> _WHAT THE TASK ASKS_: Give only the number of lines in the listing below where the string "ylabel" occurs.

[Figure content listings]
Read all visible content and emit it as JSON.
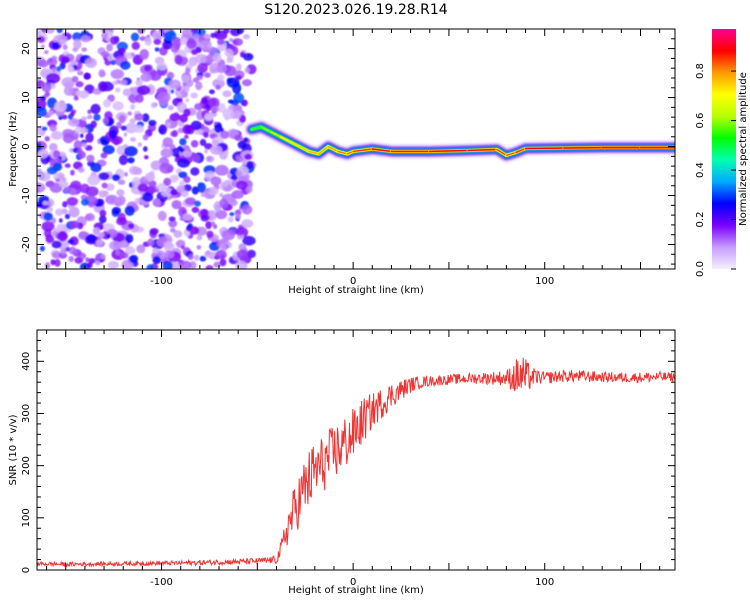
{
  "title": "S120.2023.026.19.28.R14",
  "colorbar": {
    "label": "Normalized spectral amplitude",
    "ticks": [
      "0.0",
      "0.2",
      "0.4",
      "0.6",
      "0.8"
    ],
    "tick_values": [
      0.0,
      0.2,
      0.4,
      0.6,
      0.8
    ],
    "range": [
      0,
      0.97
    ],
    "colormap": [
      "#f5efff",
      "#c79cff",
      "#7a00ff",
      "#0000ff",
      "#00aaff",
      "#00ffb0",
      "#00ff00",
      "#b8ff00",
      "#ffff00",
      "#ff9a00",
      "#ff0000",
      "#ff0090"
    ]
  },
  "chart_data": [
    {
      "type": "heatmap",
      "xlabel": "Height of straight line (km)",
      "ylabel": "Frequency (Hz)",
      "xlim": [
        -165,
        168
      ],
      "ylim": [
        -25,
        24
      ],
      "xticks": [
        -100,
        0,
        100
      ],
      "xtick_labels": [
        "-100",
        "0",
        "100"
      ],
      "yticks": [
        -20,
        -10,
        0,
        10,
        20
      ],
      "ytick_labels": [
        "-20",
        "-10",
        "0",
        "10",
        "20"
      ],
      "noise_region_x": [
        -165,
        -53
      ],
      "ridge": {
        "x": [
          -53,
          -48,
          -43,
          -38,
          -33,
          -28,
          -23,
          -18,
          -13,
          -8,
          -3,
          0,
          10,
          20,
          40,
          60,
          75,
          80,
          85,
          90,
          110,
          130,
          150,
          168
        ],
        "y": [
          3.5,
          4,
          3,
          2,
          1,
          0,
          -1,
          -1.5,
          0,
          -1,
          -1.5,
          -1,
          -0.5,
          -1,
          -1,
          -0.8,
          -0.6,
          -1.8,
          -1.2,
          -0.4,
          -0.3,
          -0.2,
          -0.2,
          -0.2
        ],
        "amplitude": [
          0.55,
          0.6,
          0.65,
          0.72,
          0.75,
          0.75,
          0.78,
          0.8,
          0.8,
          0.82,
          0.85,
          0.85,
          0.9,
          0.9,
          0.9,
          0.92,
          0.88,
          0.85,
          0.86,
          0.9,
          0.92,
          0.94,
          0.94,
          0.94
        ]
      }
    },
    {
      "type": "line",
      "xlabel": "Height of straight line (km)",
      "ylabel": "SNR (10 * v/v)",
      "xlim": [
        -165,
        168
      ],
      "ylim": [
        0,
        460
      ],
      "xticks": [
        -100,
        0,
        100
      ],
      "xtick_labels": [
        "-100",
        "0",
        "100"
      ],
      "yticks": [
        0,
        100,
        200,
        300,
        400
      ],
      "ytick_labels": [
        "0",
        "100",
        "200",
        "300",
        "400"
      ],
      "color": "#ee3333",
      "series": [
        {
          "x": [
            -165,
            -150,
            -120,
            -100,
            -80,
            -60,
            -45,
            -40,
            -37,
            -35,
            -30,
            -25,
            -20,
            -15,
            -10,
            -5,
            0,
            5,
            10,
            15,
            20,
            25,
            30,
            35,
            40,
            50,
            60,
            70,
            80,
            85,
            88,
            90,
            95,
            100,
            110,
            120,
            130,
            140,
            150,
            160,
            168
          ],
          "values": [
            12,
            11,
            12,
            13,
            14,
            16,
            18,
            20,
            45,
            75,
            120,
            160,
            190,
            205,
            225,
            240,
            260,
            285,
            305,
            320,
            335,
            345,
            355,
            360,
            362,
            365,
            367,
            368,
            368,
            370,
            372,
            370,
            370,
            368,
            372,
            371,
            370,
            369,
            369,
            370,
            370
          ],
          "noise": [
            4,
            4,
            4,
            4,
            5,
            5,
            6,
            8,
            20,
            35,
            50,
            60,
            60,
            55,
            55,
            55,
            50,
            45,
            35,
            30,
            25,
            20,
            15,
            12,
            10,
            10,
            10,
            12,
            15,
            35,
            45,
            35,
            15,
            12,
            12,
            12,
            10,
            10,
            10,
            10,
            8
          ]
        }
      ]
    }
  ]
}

> _SOLUTION_: 2